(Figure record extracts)
:::::

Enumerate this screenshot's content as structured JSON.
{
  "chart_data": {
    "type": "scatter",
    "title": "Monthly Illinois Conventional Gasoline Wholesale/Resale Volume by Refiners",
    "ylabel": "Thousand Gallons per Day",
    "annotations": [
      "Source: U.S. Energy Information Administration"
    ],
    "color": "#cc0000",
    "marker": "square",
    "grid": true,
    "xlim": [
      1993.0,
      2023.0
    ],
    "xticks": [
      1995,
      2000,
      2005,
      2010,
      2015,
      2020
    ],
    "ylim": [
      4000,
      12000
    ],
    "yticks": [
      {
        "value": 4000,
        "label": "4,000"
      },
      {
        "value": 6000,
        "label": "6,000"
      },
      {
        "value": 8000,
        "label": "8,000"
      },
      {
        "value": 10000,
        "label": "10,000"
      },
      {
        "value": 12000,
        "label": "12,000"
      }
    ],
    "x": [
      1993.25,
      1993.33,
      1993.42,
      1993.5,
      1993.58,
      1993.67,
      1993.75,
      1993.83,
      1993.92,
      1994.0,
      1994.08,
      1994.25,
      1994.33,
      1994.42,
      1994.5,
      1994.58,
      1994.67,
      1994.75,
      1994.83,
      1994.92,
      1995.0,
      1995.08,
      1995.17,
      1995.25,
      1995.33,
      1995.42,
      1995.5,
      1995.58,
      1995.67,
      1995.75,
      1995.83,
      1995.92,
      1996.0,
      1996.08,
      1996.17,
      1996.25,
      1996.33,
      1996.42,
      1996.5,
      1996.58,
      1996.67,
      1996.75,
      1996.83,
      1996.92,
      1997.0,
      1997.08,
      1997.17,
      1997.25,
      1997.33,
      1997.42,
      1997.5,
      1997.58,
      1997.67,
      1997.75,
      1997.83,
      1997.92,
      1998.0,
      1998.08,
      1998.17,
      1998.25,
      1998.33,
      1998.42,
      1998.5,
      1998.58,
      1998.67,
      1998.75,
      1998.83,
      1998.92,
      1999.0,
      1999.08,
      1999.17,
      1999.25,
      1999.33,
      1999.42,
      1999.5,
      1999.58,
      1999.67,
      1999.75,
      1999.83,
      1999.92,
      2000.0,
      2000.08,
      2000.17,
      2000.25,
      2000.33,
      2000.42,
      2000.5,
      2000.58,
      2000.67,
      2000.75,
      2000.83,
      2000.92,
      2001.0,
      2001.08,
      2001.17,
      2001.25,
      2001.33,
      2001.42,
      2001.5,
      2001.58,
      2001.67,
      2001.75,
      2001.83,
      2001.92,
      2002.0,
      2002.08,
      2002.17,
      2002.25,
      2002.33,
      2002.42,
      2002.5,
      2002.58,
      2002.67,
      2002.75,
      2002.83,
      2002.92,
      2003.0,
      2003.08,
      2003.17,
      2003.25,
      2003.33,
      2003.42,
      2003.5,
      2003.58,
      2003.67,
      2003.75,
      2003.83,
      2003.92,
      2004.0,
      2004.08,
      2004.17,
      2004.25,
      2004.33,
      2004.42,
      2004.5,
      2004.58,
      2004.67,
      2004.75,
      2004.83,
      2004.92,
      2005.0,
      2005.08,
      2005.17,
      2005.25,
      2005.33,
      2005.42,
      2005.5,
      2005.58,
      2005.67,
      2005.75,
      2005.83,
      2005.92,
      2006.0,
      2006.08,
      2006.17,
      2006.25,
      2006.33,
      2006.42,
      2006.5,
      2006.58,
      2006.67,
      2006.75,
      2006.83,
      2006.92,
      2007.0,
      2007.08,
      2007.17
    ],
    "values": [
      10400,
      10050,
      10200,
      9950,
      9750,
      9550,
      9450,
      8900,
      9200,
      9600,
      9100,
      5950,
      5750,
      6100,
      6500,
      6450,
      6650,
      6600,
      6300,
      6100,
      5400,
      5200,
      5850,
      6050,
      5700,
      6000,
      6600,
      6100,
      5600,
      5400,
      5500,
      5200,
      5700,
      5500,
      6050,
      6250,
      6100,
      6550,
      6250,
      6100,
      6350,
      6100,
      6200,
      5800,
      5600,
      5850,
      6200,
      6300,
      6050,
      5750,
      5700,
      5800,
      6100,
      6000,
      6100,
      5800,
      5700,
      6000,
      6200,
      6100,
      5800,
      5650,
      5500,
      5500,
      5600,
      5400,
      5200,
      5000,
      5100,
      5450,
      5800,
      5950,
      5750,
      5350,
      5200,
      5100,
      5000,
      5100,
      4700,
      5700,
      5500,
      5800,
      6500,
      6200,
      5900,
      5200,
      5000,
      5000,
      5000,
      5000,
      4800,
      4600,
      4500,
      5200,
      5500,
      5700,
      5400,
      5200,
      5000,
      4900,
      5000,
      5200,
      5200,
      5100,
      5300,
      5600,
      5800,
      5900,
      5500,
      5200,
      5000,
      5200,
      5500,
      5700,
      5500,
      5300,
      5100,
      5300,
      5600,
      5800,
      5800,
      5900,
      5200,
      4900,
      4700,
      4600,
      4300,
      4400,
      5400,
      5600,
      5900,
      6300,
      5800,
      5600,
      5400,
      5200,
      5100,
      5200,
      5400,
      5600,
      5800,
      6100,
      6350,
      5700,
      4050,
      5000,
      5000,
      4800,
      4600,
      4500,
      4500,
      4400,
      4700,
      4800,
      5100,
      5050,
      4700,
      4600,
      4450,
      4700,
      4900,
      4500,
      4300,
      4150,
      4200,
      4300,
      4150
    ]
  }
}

:::::

> **Do this**
Every record should be repeated exactly; please leave none out.

> **Written response**
Enumerate this screenshot's content as structured JSON.
{
  "chart_data": {
    "type": "scatter",
    "title": "Monthly Illinois Conventional Gasoline Wholesale/Resale Volume by Refiners",
    "ylabel": "Thousand Gallons per Day",
    "annotations": [
      "Source: U.S. Energy Information Administration"
    ],
    "color": "#cc0000",
    "marker": "square",
    "grid": true,
    "xlim": [
      1993.0,
      2023.0
    ],
    "xticks": [
      1995,
      2000,
      2005,
      2010,
      2015,
      2020
    ],
    "ylim": [
      4000,
      12000
    ],
    "yticks": [
      {
        "value": 4000,
        "label": "4,000"
      },
      {
        "value": 6000,
        "label": "6,000"
      },
      {
        "value": 8000,
        "label": "8,000"
      },
      {
        "value": 10000,
        "label": "10,000"
      },
      {
        "value": 12000,
        "label": "12,000"
      }
    ],
    "x": [
      1993.25,
      1993.33,
      1993.42,
      1993.5,
      1993.58,
      1993.67,
      1993.75,
      1993.83,
      1993.92,
      1994.0,
      1994.08,
      1994.25,
      1994.33,
      1994.42,
      1994.5,
      1994.58,
      1994.67,
      1994.75,
      1994.83,
      1994.92,
      1995.0,
      1995.08,
      1995.17,
      1995.25,
      1995.33,
      1995.42,
      1995.5,
      1995.58,
      1995.67,
      1995.75,
      1995.83,
      1995.92,
      1996.0,
      1996.08,
      1996.17,
      1996.25,
      1996.33,
      1996.42,
      1996.5,
      1996.58,
      1996.67,
      1996.75,
      1996.83,
      1996.92,
      1997.0,
      1997.08,
      1997.17,
      1997.25,
      1997.33,
      1997.42,
      1997.5,
      1997.58,
      1997.67,
      1997.75,
      1997.83,
      1997.92,
      1998.0,
      1998.08,
      1998.17,
      1998.25,
      1998.33,
      1998.42,
      1998.5,
      1998.58,
      1998.67,
      1998.75,
      1998.83,
      1998.92,
      1999.0,
      1999.08,
      1999.17,
      1999.25,
      1999.33,
      1999.42,
      1999.5,
      1999.58,
      1999.67,
      1999.75,
      1999.83,
      1999.92,
      2000.0,
      2000.08,
      2000.17,
      2000.25,
      2000.33,
      2000.42,
      2000.5,
      2000.58,
      2000.67,
      2000.75,
      2000.83,
      2000.92,
      2001.0,
      2001.08,
      2001.17,
      2001.25,
      2001.33,
      2001.42,
      2001.5,
      2001.58,
      2001.67,
      2001.75,
      2001.83,
      2001.92,
      2002.0,
      2002.08,
      2002.17,
      2002.25,
      2002.33,
      2002.42,
      2002.5,
      2002.58,
      2002.67,
      2002.75,
      2002.83,
      2002.92,
      2003.0,
      2003.08,
      2003.17,
      2003.25,
      2003.33,
      2003.42,
      2003.5,
      2003.58,
      2003.67,
      2003.75,
      2003.83,
      2003.92,
      2004.0,
      2004.08,
      2004.17,
      2004.25,
      2004.33,
      2004.42,
      2004.5,
      2004.58,
      2004.67,
      2004.75,
      2004.83,
      2004.92,
      2005.0,
      2005.08,
      2005.17,
      2005.25,
      2005.33,
      2005.42,
      2005.5,
      2005.58,
      2005.67,
      2005.75,
      2005.83,
      2005.92,
      2006.0,
      2006.08,
      2006.17,
      2006.25,
      2006.33,
      2006.42,
      2006.5,
      2006.58,
      2006.67,
      2006.75,
      2006.83,
      2006.92,
      2007.0,
      2007.08,
      2007.17
    ],
    "values": [
      10400,
      10050,
      10200,
      9950,
      9750,
      9550,
      9450,
      8900,
      9200,
      9600,
      9100,
      5950,
      5750,
      6100,
      6500,
      6450,
      6650,
      6600,
      6300,
      6100,
      5400,
      5200,
      5850,
      6050,
      5700,
      6000,
      6600,
      6100,
      5600,
      5400,
      5500,
      5200,
      5700,
      5500,
      6050,
      6250,
      6100,
      6550,
      6250,
      6100,
      6350,
      6100,
      6200,
      5800,
      5600,
      5850,
      6200,
      6300,
      6050,
      5750,
      5700,
      5800,
      6100,
      6000,
      6100,
      5800,
      5700,
      6000,
      6200,
      6100,
      5800,
      5650,
      5500,
      5500,
      5600,
      5400,
      5200,
      5000,
      5100,
      5450,
      5800,
      5950,
      5750,
      5350,
      5200,
      5100,
      5000,
      5100,
      4700,
      5700,
      5500,
      5800,
      6500,
      6200,
      5900,
      5200,
      5000,
      5000,
      5000,
      5000,
      4800,
      4600,
      4500,
      5200,
      5500,
      5700,
      5400,
      5200,
      5000,
      4900,
      5000,
      5200,
      5200,
      5100,
      5300,
      5600,
      5800,
      5900,
      5500,
      5200,
      5000,
      5200,
      5500,
      5700,
      5500,
      5300,
      5100,
      5300,
      5600,
      5800,
      5800,
      5900,
      5200,
      4900,
      4700,
      4600,
      4300,
      4400,
      5400,
      5600,
      5900,
      6300,
      5800,
      5600,
      5400,
      5200,
      5100,
      5200,
      5400,
      5600,
      5800,
      6100,
      6350,
      5700,
      4050,
      5000,
      5000,
      4800,
      4600,
      4500,
      4500,
      4400,
      4700,
      4800,
      5100,
      5050,
      4700,
      4600,
      4450,
      4700,
      4900,
      4500,
      4300,
      4150,
      4200,
      4300,
      4150
    ]
  }
}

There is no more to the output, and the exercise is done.